• **The data**:
((

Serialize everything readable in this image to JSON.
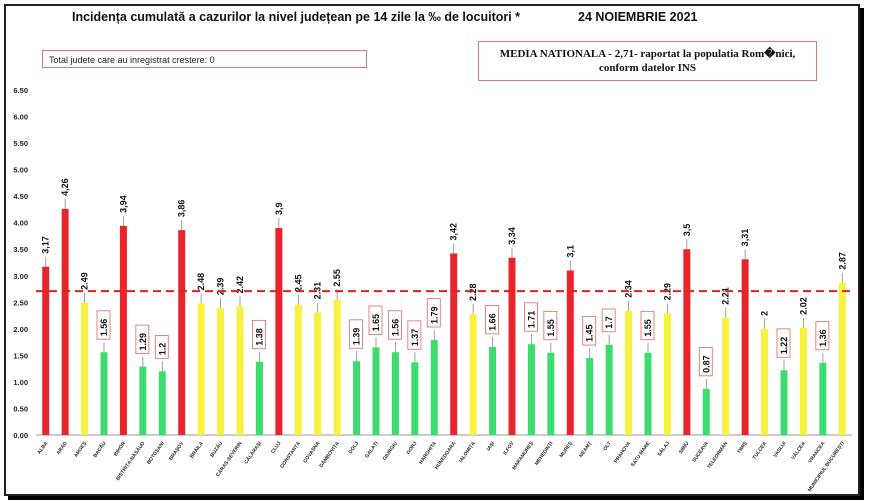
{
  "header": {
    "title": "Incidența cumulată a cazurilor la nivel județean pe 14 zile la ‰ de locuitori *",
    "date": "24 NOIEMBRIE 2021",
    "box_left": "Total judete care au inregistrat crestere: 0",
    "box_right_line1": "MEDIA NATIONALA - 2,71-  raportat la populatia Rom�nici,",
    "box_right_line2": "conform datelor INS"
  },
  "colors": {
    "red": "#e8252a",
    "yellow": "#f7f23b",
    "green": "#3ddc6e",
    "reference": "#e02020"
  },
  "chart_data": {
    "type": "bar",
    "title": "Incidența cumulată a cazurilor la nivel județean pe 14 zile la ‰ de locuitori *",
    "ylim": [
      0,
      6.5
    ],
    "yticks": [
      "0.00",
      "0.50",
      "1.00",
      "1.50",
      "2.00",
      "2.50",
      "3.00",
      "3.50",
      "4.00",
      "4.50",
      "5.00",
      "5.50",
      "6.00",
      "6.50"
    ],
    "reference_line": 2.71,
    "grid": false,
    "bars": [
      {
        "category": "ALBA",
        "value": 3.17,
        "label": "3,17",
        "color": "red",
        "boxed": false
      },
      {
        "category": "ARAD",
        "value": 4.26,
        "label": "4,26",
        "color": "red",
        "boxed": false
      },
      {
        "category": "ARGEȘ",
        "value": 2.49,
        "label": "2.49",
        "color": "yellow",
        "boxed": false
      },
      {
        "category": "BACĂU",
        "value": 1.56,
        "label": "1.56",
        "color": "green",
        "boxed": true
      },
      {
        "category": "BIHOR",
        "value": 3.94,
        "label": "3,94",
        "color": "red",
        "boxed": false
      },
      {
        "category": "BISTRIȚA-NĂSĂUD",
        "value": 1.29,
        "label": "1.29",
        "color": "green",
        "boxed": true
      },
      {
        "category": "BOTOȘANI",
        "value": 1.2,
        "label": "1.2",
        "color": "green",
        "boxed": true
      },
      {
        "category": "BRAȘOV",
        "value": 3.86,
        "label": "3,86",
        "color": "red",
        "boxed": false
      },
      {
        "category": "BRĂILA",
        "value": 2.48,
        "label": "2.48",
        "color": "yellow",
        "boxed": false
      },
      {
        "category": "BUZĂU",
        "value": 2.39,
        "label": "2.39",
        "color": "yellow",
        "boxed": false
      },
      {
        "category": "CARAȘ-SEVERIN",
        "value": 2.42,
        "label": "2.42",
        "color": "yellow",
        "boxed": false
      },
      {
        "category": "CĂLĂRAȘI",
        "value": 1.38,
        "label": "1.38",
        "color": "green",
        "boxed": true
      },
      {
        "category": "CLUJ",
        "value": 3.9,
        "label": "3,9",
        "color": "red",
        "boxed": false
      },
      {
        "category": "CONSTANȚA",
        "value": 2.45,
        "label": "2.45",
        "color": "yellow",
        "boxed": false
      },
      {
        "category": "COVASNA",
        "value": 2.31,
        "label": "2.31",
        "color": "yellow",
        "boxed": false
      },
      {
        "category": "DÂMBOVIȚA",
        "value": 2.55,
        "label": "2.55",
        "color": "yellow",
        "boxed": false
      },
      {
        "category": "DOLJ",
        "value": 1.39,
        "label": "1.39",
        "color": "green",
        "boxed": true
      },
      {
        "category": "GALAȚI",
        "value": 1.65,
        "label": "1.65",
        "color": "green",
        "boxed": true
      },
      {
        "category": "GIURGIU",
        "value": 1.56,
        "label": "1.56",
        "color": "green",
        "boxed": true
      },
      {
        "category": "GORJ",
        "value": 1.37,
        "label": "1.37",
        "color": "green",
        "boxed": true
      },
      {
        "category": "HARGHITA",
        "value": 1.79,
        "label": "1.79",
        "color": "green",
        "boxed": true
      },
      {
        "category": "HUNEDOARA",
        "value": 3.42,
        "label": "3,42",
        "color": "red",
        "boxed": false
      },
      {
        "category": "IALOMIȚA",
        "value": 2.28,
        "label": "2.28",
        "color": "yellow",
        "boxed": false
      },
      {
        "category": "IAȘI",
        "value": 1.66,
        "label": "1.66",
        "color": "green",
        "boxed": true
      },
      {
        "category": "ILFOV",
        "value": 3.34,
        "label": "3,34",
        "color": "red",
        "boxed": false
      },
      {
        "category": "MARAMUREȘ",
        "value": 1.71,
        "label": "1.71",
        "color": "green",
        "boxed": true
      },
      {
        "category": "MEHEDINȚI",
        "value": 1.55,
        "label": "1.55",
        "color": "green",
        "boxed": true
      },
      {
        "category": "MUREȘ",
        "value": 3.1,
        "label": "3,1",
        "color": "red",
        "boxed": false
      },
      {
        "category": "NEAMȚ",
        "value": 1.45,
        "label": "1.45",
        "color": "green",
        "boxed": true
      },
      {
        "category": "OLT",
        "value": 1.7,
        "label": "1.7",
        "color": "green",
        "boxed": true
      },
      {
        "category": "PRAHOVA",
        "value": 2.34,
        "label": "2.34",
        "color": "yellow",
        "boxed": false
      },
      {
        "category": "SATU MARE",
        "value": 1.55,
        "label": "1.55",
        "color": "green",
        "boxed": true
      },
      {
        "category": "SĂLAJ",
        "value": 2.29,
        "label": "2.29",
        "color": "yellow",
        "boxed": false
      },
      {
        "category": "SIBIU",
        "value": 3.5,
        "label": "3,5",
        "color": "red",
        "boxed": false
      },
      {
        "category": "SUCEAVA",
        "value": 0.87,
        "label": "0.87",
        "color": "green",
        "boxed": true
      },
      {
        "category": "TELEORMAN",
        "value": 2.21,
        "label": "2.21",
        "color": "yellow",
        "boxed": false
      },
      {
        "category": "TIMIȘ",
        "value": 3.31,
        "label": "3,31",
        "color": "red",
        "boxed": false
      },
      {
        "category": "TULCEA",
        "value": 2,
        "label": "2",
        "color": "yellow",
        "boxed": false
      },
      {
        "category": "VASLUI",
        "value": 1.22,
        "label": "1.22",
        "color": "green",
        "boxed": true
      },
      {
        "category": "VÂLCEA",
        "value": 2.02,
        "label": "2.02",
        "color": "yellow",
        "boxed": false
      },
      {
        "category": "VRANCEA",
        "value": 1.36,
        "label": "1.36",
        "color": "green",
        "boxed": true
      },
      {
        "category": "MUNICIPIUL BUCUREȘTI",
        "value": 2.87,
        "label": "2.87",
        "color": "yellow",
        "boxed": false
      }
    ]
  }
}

))

• **Description of the task**:
Except for the pictures, give all the material above again verbatim.

• **Result of this exercise**:
Serialize everything readable in this image to JSON.
{
  "header": {
    "title": "Incidența cumulată a cazurilor la nivel județean pe 14 zile la ‰ de locuitori *",
    "date": "24 NOIEMBRIE 2021",
    "box_left": "Total judete care au inregistrat crestere: 0",
    "box_right_line1": "MEDIA NATIONALA - 2,71-  raportat la populatia Rom�nici,",
    "box_right_line2": "conform datelor INS"
  },
  "colors": {
    "red": "#e8252a",
    "yellow": "#f7f23b",
    "green": "#3ddc6e",
    "reference": "#e02020"
  },
  "chart_data": {
    "type": "bar",
    "title": "Incidența cumulată a cazurilor la nivel județean pe 14 zile la ‰ de locuitori *",
    "ylim": [
      0,
      6.5
    ],
    "yticks": [
      "0.00",
      "0.50",
      "1.00",
      "1.50",
      "2.00",
      "2.50",
      "3.00",
      "3.50",
      "4.00",
      "4.50",
      "5.00",
      "5.50",
      "6.00",
      "6.50"
    ],
    "reference_line": 2.71,
    "grid": false,
    "bars": [
      {
        "category": "ALBA",
        "value": 3.17,
        "label": "3,17",
        "color": "red",
        "boxed": false
      },
      {
        "category": "ARAD",
        "value": 4.26,
        "label": "4,26",
        "color": "red",
        "boxed": false
      },
      {
        "category": "ARGEȘ",
        "value": 2.49,
        "label": "2.49",
        "color": "yellow",
        "boxed": false
      },
      {
        "category": "BACĂU",
        "value": 1.56,
        "label": "1.56",
        "color": "green",
        "boxed": true
      },
      {
        "category": "BIHOR",
        "value": 3.94,
        "label": "3,94",
        "color": "red",
        "boxed": false
      },
      {
        "category": "BISTRIȚA-NĂSĂUD",
        "value": 1.29,
        "label": "1.29",
        "color": "green",
        "boxed": true
      },
      {
        "category": "BOTOȘANI",
        "value": 1.2,
        "label": "1.2",
        "color": "green",
        "boxed": true
      },
      {
        "category": "BRAȘOV",
        "value": 3.86,
        "label": "3,86",
        "color": "red",
        "boxed": false
      },
      {
        "category": "BRĂILA",
        "value": 2.48,
        "label": "2.48",
        "color": "yellow",
        "boxed": false
      },
      {
        "category": "BUZĂU",
        "value": 2.39,
        "label": "2.39",
        "color": "yellow",
        "boxed": false
      },
      {
        "category": "CARAȘ-SEVERIN",
        "value": 2.42,
        "label": "2.42",
        "color": "yellow",
        "boxed": false
      },
      {
        "category": "CĂLĂRAȘI",
        "value": 1.38,
        "label": "1.38",
        "color": "green",
        "boxed": true
      },
      {
        "category": "CLUJ",
        "value": 3.9,
        "label": "3,9",
        "color": "red",
        "boxed": false
      },
      {
        "category": "CONSTANȚA",
        "value": 2.45,
        "label": "2.45",
        "color": "yellow",
        "boxed": false
      },
      {
        "category": "COVASNA",
        "value": 2.31,
        "label": "2.31",
        "color": "yellow",
        "boxed": false
      },
      {
        "category": "DÂMBOVIȚA",
        "value": 2.55,
        "label": "2.55",
        "color": "yellow",
        "boxed": false
      },
      {
        "category": "DOLJ",
        "value": 1.39,
        "label": "1.39",
        "color": "green",
        "boxed": true
      },
      {
        "category": "GALAȚI",
        "value": 1.65,
        "label": "1.65",
        "color": "green",
        "boxed": true
      },
      {
        "category": "GIURGIU",
        "value": 1.56,
        "label": "1.56",
        "color": "green",
        "boxed": true
      },
      {
        "category": "GORJ",
        "value": 1.37,
        "label": "1.37",
        "color": "green",
        "boxed": true
      },
      {
        "category": "HARGHITA",
        "value": 1.79,
        "label": "1.79",
        "color": "green",
        "boxed": true
      },
      {
        "category": "HUNEDOARA",
        "value": 3.42,
        "label": "3,42",
        "color": "red",
        "boxed": false
      },
      {
        "category": "IALOMIȚA",
        "value": 2.28,
        "label": "2.28",
        "color": "yellow",
        "boxed": false
      },
      {
        "category": "IAȘI",
        "value": 1.66,
        "label": "1.66",
        "color": "green",
        "boxed": true
      },
      {
        "category": "ILFOV",
        "value": 3.34,
        "label": "3,34",
        "color": "red",
        "boxed": false
      },
      {
        "category": "MARAMUREȘ",
        "value": 1.71,
        "label": "1.71",
        "color": "green",
        "boxed": true
      },
      {
        "category": "MEHEDINȚI",
        "value": 1.55,
        "label": "1.55",
        "color": "green",
        "boxed": true
      },
      {
        "category": "MUREȘ",
        "value": 3.1,
        "label": "3,1",
        "color": "red",
        "boxed": false
      },
      {
        "category": "NEAMȚ",
        "value": 1.45,
        "label": "1.45",
        "color": "green",
        "boxed": true
      },
      {
        "category": "OLT",
        "value": 1.7,
        "label": "1.7",
        "color": "green",
        "boxed": true
      },
      {
        "category": "PRAHOVA",
        "value": 2.34,
        "label": "2.34",
        "color": "yellow",
        "boxed": false
      },
      {
        "category": "SATU MARE",
        "value": 1.55,
        "label": "1.55",
        "color": "green",
        "boxed": true
      },
      {
        "category": "SĂLAJ",
        "value": 2.29,
        "label": "2.29",
        "color": "yellow",
        "boxed": false
      },
      {
        "category": "SIBIU",
        "value": 3.5,
        "label": "3,5",
        "color": "red",
        "boxed": false
      },
      {
        "category": "SUCEAVA",
        "value": 0.87,
        "label": "0.87",
        "color": "green",
        "boxed": true
      },
      {
        "category": "TELEORMAN",
        "value": 2.21,
        "label": "2.21",
        "color": "yellow",
        "boxed": false
      },
      {
        "category": "TIMIȘ",
        "value": 3.31,
        "label": "3,31",
        "color": "red",
        "boxed": false
      },
      {
        "category": "TULCEA",
        "value": 2,
        "label": "2",
        "color": "yellow",
        "boxed": false
      },
      {
        "category": "VASLUI",
        "value": 1.22,
        "label": "1.22",
        "color": "green",
        "boxed": true
      },
      {
        "category": "VÂLCEA",
        "value": 2.02,
        "label": "2.02",
        "color": "yellow",
        "boxed": false
      },
      {
        "category": "VRANCEA",
        "value": 1.36,
        "label": "1.36",
        "color": "green",
        "boxed": true
      },
      {
        "category": "MUNICIPIUL BUCUREȘTI",
        "value": 2.87,
        "label": "2.87",
        "color": "yellow",
        "boxed": false
      }
    ]
  }
}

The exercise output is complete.